Work to be completed: Repeat the whole listing below, word for word.

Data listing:
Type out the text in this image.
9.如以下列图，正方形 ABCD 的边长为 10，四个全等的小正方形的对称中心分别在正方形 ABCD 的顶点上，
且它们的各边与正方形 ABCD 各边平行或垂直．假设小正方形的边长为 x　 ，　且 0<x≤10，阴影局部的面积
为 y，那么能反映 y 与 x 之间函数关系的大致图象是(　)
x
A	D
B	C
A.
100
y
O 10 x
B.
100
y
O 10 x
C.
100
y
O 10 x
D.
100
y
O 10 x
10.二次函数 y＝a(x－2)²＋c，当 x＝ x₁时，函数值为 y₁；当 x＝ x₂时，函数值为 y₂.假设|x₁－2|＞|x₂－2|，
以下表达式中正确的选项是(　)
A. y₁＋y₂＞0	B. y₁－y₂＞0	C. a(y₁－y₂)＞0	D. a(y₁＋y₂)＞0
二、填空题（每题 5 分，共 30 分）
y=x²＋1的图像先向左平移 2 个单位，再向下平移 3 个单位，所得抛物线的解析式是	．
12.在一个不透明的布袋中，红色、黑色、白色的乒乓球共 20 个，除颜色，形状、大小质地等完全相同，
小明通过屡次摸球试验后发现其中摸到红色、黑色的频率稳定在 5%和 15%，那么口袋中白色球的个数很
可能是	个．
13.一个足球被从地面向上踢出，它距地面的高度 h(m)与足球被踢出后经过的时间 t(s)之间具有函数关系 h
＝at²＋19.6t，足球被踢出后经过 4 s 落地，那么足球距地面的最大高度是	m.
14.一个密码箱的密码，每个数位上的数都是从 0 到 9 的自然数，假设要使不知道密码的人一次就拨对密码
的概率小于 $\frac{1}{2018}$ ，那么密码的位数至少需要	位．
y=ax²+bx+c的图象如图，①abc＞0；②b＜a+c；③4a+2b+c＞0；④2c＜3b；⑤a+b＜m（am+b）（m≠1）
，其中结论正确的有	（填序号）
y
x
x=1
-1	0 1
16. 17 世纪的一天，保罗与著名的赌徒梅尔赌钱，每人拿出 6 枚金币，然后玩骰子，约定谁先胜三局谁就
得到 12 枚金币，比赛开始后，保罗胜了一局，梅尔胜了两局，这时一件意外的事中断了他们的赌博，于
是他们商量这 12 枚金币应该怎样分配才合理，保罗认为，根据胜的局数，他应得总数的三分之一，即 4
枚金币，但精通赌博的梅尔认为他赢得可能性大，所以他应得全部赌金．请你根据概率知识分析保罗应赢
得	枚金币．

Task output:
Type out the text in this image.
9.如以下列图，正方形 ABCD 的边长为 10，四个全等的小正方形的对称中心分别在正方形 ABCD 的顶点上，
且它们的各边与正方形 ABCD 各边平行或垂直．假设小正方形的边长为 x　 ，　且 0<x≤10，阴影局部的面积
为 y，那么能反映 y 与 x 之间函数关系的大致图象是(　)
x
A	D
B	C
A.
100
y
O 10 x
B.
100
y
O 10 x
C.
100
y
O 10 x
D.
100
y
O 10 x
10.二次函数 y＝a(x－2)²＋c，当 x＝ x₁时，函数值为 y₁；当 x＝ x₂时，函数值为 y₂.假设|x₁－2|＞|x₂－2|，
以下表达式中正确的选项是(　)
A. y₁＋y₂＞0	B. y₁－y₂＞0	C. a(y₁－y₂)＞0	D. a(y₁＋y₂)＞0
二、填空题（每题 5 分，共 30 分）
y=x²＋1的图像先向左平移 2 个单位，再向下平移 3 个单位，所得抛物线的解析式是	．
12.在一个不透明的布袋中，红色、黑色、白色的乒乓球共 20 个，除颜色，形状、大小质地等完全相同，
小明通过屡次摸球试验后发现其中摸到红色、黑色的频率稳定在 5%和 15%，那么口袋中白色球的个数很
可能是	个．
13.一个足球被从地面向上踢出，它距地面的高度 h(m)与足球被踢出后经过的时间 t(s)之间具有函数关系 h
＝at²＋19.6t，足球被踢出后经过 4 s 落地，那么足球距地面的最大高度是	m.
14.一个密码箱的密码，每个数位上的数都是从 0 到 9 的自然数，假设要使不知道密码的人一次就拨对密码
的概率小于 $\frac{1}{2018}$ ，那么密码的位数至少需要	位．
y=ax²+bx+c的图象如图，①abc＞0；②b＜a+c；③4a+2b+c＞0；④2c＜3b；⑤a+b＜m（am+b）（m≠1）
，其中结论正确的有	（填序号）
y
x
x=1
-1	0 1
16. 17 世纪的一天，保罗与著名的赌徒梅尔赌钱，每人拿出 6 枚金币，然后玩骰子，约定谁先胜三局谁就
得到 12 枚金币，比赛开始后，保罗胜了一局，梅尔胜了两局，这时一件意外的事中断了他们的赌博，于
是他们商量这 12 枚金币应该怎样分配才合理，保罗认为，根据胜的局数，他应得总数的三分之一，即 4
枚金币，但精通赌博的梅尔认为他赢得可能性大，所以他应得全部赌金．请你根据概率知识分析保罗应赢
得	枚金币．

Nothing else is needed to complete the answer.